::: ROWS :::

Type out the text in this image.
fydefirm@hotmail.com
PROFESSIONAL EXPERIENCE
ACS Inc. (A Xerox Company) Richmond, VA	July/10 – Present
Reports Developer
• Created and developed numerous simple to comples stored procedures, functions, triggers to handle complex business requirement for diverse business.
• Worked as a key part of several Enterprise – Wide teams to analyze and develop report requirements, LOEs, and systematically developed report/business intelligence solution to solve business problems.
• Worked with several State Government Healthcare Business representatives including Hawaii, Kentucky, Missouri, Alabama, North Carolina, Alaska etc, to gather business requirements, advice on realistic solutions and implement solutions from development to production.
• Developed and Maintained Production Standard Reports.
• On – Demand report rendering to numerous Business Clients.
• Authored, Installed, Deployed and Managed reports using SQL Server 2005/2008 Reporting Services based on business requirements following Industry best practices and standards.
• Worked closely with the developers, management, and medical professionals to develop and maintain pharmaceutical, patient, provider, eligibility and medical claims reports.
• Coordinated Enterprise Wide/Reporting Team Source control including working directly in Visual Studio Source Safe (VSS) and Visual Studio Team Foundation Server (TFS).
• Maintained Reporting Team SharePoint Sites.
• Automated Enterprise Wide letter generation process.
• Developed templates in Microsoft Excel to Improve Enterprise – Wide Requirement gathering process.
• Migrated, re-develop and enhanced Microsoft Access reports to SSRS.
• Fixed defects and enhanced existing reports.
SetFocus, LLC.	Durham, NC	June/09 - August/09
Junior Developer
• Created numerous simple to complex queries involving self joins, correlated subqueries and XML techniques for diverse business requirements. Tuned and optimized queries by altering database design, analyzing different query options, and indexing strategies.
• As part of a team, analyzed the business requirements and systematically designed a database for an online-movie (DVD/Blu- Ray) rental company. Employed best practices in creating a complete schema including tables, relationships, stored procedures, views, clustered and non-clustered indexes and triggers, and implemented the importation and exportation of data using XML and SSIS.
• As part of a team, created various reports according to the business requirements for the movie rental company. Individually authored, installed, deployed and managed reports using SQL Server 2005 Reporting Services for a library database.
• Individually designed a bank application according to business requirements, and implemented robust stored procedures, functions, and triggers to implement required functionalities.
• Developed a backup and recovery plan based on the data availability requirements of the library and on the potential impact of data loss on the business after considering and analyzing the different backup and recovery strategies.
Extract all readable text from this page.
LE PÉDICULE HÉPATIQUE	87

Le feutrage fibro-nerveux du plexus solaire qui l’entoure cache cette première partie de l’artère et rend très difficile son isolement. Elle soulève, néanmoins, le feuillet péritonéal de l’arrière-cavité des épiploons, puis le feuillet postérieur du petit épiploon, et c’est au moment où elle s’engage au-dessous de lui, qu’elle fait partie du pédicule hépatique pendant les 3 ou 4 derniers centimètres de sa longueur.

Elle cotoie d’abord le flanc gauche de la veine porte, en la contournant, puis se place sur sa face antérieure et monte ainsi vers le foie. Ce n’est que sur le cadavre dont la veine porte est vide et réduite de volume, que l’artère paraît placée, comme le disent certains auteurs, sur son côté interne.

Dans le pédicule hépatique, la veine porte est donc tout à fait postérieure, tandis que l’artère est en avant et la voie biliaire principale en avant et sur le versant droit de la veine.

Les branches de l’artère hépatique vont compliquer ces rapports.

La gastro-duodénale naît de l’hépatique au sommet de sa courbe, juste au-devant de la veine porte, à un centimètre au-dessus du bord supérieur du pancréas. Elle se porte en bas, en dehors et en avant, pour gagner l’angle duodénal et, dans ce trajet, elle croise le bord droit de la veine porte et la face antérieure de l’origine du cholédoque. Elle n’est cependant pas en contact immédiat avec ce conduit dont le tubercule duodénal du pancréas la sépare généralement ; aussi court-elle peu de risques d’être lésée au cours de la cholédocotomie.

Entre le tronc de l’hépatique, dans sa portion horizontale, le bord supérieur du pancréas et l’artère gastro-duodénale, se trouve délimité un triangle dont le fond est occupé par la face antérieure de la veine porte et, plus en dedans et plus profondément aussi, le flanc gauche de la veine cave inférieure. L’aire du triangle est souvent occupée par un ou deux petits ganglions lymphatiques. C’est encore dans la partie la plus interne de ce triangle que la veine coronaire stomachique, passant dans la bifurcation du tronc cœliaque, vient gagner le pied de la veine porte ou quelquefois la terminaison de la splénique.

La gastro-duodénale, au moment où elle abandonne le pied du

:::

WORK INSTRUCTIONS
Reproduce all of the data exactly as given.

RESPONSE TO THE TASK
Type out the text in this image.
fydefirm@hotmail.com
PROFESSIONAL EXPERIENCE
ACS Inc. (A Xerox Company) Richmond, VA	July/10 – Present
Reports Developer
• Created and developed numerous simple to comples stored procedures, functions, triggers to handle complex business requirement for diverse business.
• Worked as a key part of several Enterprise – Wide teams to analyze and develop report requirements, LOEs, and systematically developed report/business intelligence solution to solve business problems.
• Worked with several State Government Healthcare Business representatives including Hawaii, Kentucky, Missouri, Alabama, North Carolina, Alaska etc, to gather business requirements, advice on realistic solutions and implement solutions from development to production.
• Developed and Maintained Production Standard Reports.
• On – Demand report rendering to numerous Business Clients.
• Authored, Installed, Deployed and Managed reports using SQL Server 2005/2008 Reporting Services based on business requirements following Industry best practices and standards.
• Worked closely with the developers, management, and medical professionals to develop and maintain pharmaceutical, patient, provider, eligibility and medical claims reports.
• Coordinated Enterprise Wide/Reporting Team Source control including working directly in Visual Studio Source Safe (VSS) and Visual Studio Team Foundation Server (TFS).
• Maintained Reporting Team SharePoint Sites.
• Automated Enterprise Wide letter generation process.
• Developed templates in Microsoft Excel to Improve Enterprise – Wide Requirement gathering process.
• Migrated, re-develop and enhanced Microsoft Access reports to SSRS.
• Fixed defects and enhanced existing reports.
SetFocus, LLC.	Durham, NC	June/09 - August/09
Junior Developer
• Created numerous simple to complex queries involving self joins, correlated subqueries and XML techniques for diverse business requirements. Tuned and optimized queries by altering database design, analyzing different query options, and indexing strategies.
• As part of a team, analyzed the business requirements and systematically designed a database for an online-movie (DVD/Blu- Ray) rental company. Employed best practices in creating a complete schema including tables, relationships, stored procedures, views, clustered and non-clustered indexes and triggers, and implemented the importation and exportation of data using XML and SSIS.
• As part of a team, created various reports according to the business requirements for the movie rental company. Individually authored, installed, deployed and managed reports using SQL Server 2005 Reporting Services for a library database.
• Individually designed a bank application according to business requirements, and implemented robust stored procedures, functions, and triggers to implement required functionalities.
• Developed a backup and recovery plan based on the data availability requirements of the library and on the potential impact of data loss on the business after considering and analyzing the different backup and recovery strategies.
Extract all readable text from this page.
LE PÉDICULE HÉPATIQUE	87

Le feutrage fibro-nerveux du plexus solaire qui l’entoure cache cette première partie de l’artère et rend très difficile son isolement. Elle soulève, néanmoins, le feuillet péritonéal de l’arrière-cavité des épiploons, puis le feuillet postérieur du petit épiploon, et c’est au moment où elle s’engage au-dessous de lui, qu’elle fait partie du pédicule hépatique pendant les 3 ou 4 derniers centimètres de sa longueur.

Elle cotoie d’abord le flanc gauche de la veine porte, en la contournant, puis se place sur sa face antérieure et monte ainsi vers le foie. Ce n’est que sur le cadavre dont la veine porte est vide et réduite de volume, que l’artère paraît placée, comme le disent certains auteurs, sur son côté interne.

Dans le pédicule hépatique, la veine porte est donc tout à fait postérieure, tandis que l’artère est en avant et la voie biliaire principale en avant et sur le versant droit de la veine.

Les branches de l’artère hépatique vont compliquer ces rapports.

La gastro-duodénale naît de l’hépatique au sommet de sa courbe, juste au-devant de la veine porte, à un centimètre au-dessus du bord supérieur du pancréas. Elle se porte en bas, en dehors et en avant, pour gagner l’angle duodénal et, dans ce trajet, elle croise le bord droit de la veine porte et la face antérieure de l’origine du cholédoque. Elle n’est cependant pas en contact immédiat avec ce conduit dont le tubercule duodénal du pancréas la sépare généralement ; aussi court-elle peu de risques d’être lésée au cours de la cholédocotomie.

Entre le tronc de l’hépatique, dans sa portion horizontale, le bord supérieur du pancréas et l’artère gastro-duodénale, se trouve délimité un triangle dont le fond est occupé par la face antérieure de la veine porte et, plus en dedans et plus profondément aussi, le flanc gauche de la veine cave inférieure. L’aire du triangle est souvent occupée par un ou deux petits ganglions lymphatiques. C’est encore dans la partie la plus interne de ce triangle que la veine coronaire stomachique, passant dans la bifurcation du tronc cœliaque, vient gagner le pied de la veine porte ou quelquefois la terminaison de la splénique.

La gastro-duodénale, au moment où elle abandonne le pied du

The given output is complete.